◆ BRIEF ◆
Locate all lines in the data below that hold "Components" and show them.

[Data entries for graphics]

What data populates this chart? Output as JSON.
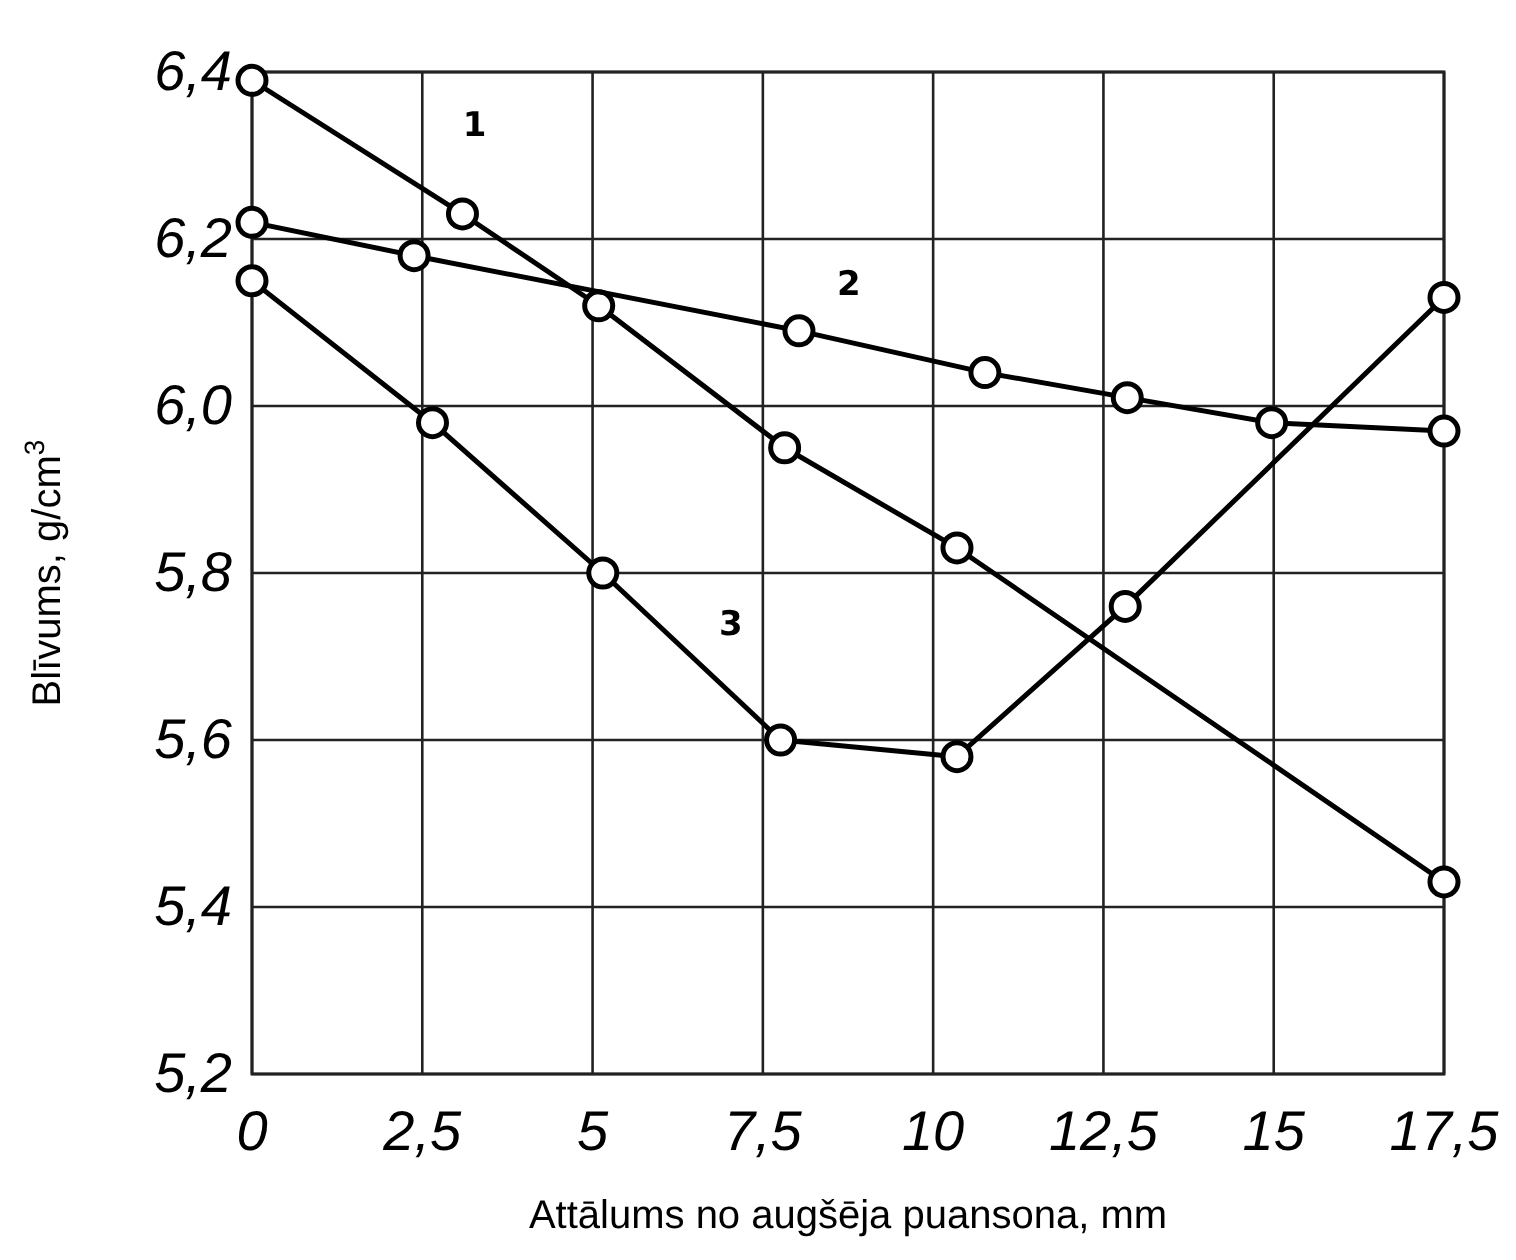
{
  "chart_data": {
    "type": "line",
    "xlabel": "Attālums no augšēja puansona, mm",
    "ylabel": "Blīvums, g/cm$^{3}$",
    "xlim": [
      0,
      17.5
    ],
    "ylim": [
      5.2,
      6.4
    ],
    "xticks": [
      0,
      {
        "value": 2.5,
        "label": "2,5"
      },
      5,
      {
        "value": 7.5,
        "label": "7,5"
      },
      10,
      {
        "value": 12.5,
        "label": "12,5"
      },
      15,
      {
        "value": 17.5,
        "label": "17,5"
      }
    ],
    "yticks": [
      {
        "value": 5.2,
        "label": "5,2"
      },
      {
        "value": 5.4,
        "label": "5,4"
      },
      {
        "value": 5.6,
        "label": "5,6"
      },
      {
        "value": 5.8,
        "label": "5,8"
      },
      {
        "value": 6.0,
        "label": "6,0"
      },
      {
        "value": 6.2,
        "label": "6,2"
      },
      {
        "value": 6.4,
        "label": "6,4"
      }
    ],
    "grid": true,
    "marker": "circle",
    "line_style": "solid",
    "series": [
      {
        "name": "1",
        "color": "#000000",
        "x": [
          0,
          3.09,
          5.09,
          7.82,
          10.35,
          17.5
        ],
        "values": [
          6.39,
          6.23,
          6.12,
          5.95,
          5.83,
          5.43
        ]
      },
      {
        "name": "2",
        "color": "#000000",
        "x": [
          0,
          2.38,
          8.03,
          10.76,
          12.85,
          14.97,
          17.5
        ],
        "values": [
          6.22,
          6.18,
          6.09,
          6.04,
          6.01,
          5.98,
          5.97
        ]
      },
      {
        "name": "3",
        "color": "#000000",
        "x": [
          0,
          2.65,
          5.15,
          7.76,
          10.35,
          12.82,
          17.5
        ],
        "values": [
          6.15,
          5.98,
          5.8,
          5.6,
          5.58,
          5.76,
          6.13
        ]
      }
    ]
  }
}
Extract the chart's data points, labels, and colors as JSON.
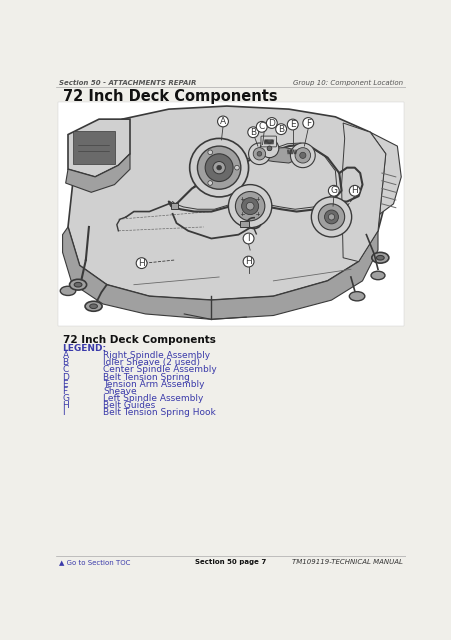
{
  "bg_color": "#f0efea",
  "diagram_bg": "#ffffff",
  "header_left": "Section 50 - ATTACHMENTS REPAIR",
  "header_right": "Group 10: Component Location",
  "title": "72 Inch Deck Components",
  "legend_title": "72 Inch Deck Components",
  "legend_label": "LEGEND:",
  "legend_color": "#3a3aaa",
  "text_color": "#222222",
  "line_color": "#444444",
  "legend_items": [
    [
      "A",
      "Right Spindle Assembly"
    ],
    [
      "B",
      "Idler Sheave (2 used)"
    ],
    [
      "C",
      "Center Spindle Assembly"
    ],
    [
      "D",
      "Belt Tension Spring"
    ],
    [
      "E",
      "Tension Arm Assembly"
    ],
    [
      "F",
      "Sheave"
    ],
    [
      "G",
      "Left Spindle Assembly"
    ],
    [
      "H",
      "Belt Guides"
    ],
    [
      "I",
      "Belt Tension Spring Hook"
    ]
  ],
  "footer_left": "▲ Go to Section TOC",
  "footer_center": "Section 50 page 7",
  "footer_right": "TM109119-TECHNICAL MANUAL",
  "header_fontsize": 5.0,
  "title_fontsize": 10.5,
  "legend_title_fontsize": 7.5,
  "legend_fontsize": 6.5,
  "footer_fontsize": 5.0,
  "callout_fontsize": 6.5
}
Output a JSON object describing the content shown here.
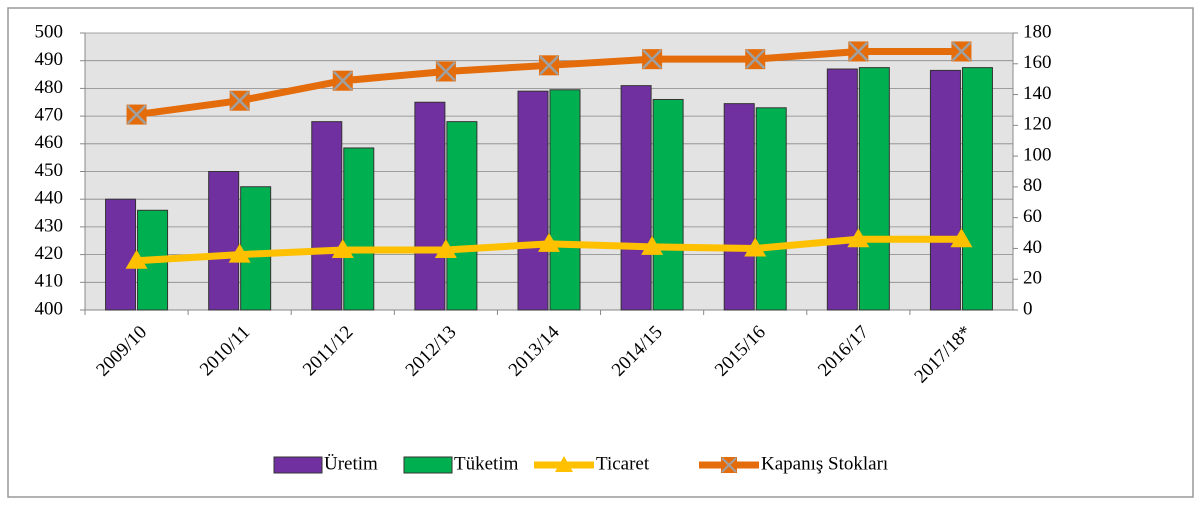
{
  "chart_data": {
    "type": "combo",
    "categories": [
      "2009/10",
      "2010/11",
      "2011/12",
      "2012/13",
      "2013/14",
      "2014/15",
      "2015/16",
      "2016/17",
      "2017/18*"
    ],
    "series": [
      {
        "name": "Üretim",
        "type": "bar",
        "color": "#7030a0",
        "values": [
          440,
          450,
          468,
          475,
          479,
          481,
          474.5,
          487,
          486.5
        ]
      },
      {
        "name": "Tüketim",
        "type": "bar",
        "color": "#00b050",
        "values": [
          436,
          444.5,
          458.5,
          468,
          479.5,
          476,
          473,
          487.5,
          487.5
        ]
      },
      {
        "name": "Ticaret",
        "type": "line",
        "axis": "y2",
        "marker": "triangle",
        "color": "#ffc000",
        "values": [
          32,
          36,
          39,
          39,
          43,
          41,
          40,
          46,
          46
        ]
      },
      {
        "name": "Kapanış Stokları",
        "type": "line",
        "axis": "y2",
        "marker": "x-square",
        "color": "#e46c0a",
        "values": [
          127,
          136,
          149,
          155,
          159,
          163,
          163,
          168,
          168
        ]
      }
    ],
    "ylim": [
      400,
      500
    ],
    "yticks": [
      400,
      410,
      420,
      430,
      440,
      450,
      460,
      470,
      480,
      490,
      500
    ],
    "y2lim": [
      0,
      180
    ],
    "y2ticks": [
      0,
      20,
      40,
      60,
      80,
      100,
      120,
      140,
      160,
      180
    ],
    "grid": true,
    "legend": "bottom"
  }
}
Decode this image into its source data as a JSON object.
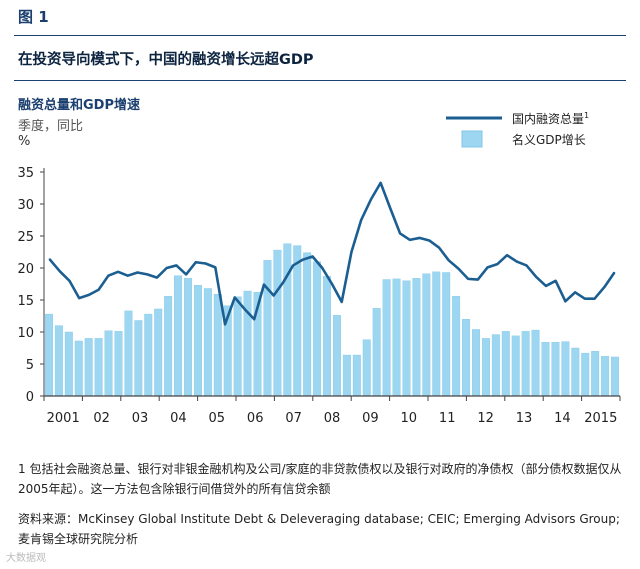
{
  "header": {
    "figure_label": "图 1",
    "title": "在投资导向模式下，中国的融资增长远超GDP"
  },
  "chart_data": {
    "type": "bar",
    "title": "融资总量和GDP增速",
    "subtitle": "季度，同比",
    "unit": "%",
    "ylim": [
      0,
      35
    ],
    "yticks": [
      0,
      5,
      10,
      15,
      20,
      25,
      30,
      35
    ],
    "x_tick_labels": [
      "2001",
      "02",
      "03",
      "04",
      "05",
      "06",
      "07",
      "08",
      "09",
      "10",
      "11",
      "12",
      "13",
      "14",
      "2015"
    ],
    "legend": {
      "line_label": "国内融资总量",
      "line_superscript": "1",
      "bar_label": "名义GDP增长",
      "position": "top-right"
    },
    "colors": {
      "line": "#1b5e91",
      "bar": "#9dd6f0",
      "bar_edge": "#84c8e6",
      "axis": "#444444",
      "text": "#222222"
    },
    "series": [
      {
        "name": "名义GDP增长",
        "type": "bar",
        "values": [
          12.8,
          11.0,
          10.0,
          8.6,
          9.0,
          9.0,
          10.2,
          10.1,
          13.3,
          11.8,
          12.8,
          13.6,
          15.6,
          18.8,
          18.4,
          17.3,
          16.8,
          15.9,
          14.1,
          15.5,
          16.4,
          16.2,
          21.2,
          22.8,
          23.8,
          23.5,
          22.4,
          21.0,
          18.7,
          12.6,
          6.4,
          6.4,
          8.8,
          13.7,
          18.2,
          18.3,
          18.0,
          18.4,
          19.1,
          19.4,
          19.3,
          15.6,
          12.0,
          10.4,
          9.0,
          9.6,
          10.1,
          9.4,
          10.1,
          10.3,
          8.4,
          8.4,
          8.5,
          7.5,
          6.7,
          7.0,
          6.2,
          6.1
        ]
      },
      {
        "name": "国内融资总量",
        "type": "line",
        "values": [
          21.3,
          19.5,
          18.0,
          15.3,
          15.8,
          16.6,
          18.8,
          19.4,
          18.8,
          19.3,
          19.0,
          18.5,
          20.0,
          20.4,
          19.0,
          20.9,
          20.7,
          20.1,
          11.2,
          15.4,
          13.6,
          12.0,
          17.4,
          15.7,
          17.8,
          20.4,
          21.3,
          21.8,
          20.0,
          17.5,
          14.7,
          22.5,
          27.5,
          30.7,
          33.3,
          29.3,
          25.4,
          24.4,
          24.7,
          24.3,
          23.2,
          21.2,
          19.9,
          18.3,
          18.2,
          20.1,
          20.6,
          22.0,
          21.0,
          20.4,
          18.6,
          17.2,
          18.0,
          14.8,
          16.2,
          15.2,
          15.2,
          17.0,
          19.2
        ]
      }
    ]
  },
  "footnote": "1 包括社会融资总量、银行对非银金融机构及公司/家庭的非贷款债权以及银行对政府的净债权（部分债权数据仅从2005年起）。这一方法包含除银行间借贷外的所有信贷余额",
  "source": "资料来源：McKinsey Global Institute Debt & Deleveraging database; CEIC; Emerging Advisors Group; 麦肯锡全球研究院分析",
  "watermark": "大数据观"
}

◆ ANSWER IN FULL ◆
  "title": "72 Inch Deck Components",
  "legend_title": "72 Inch Deck Components",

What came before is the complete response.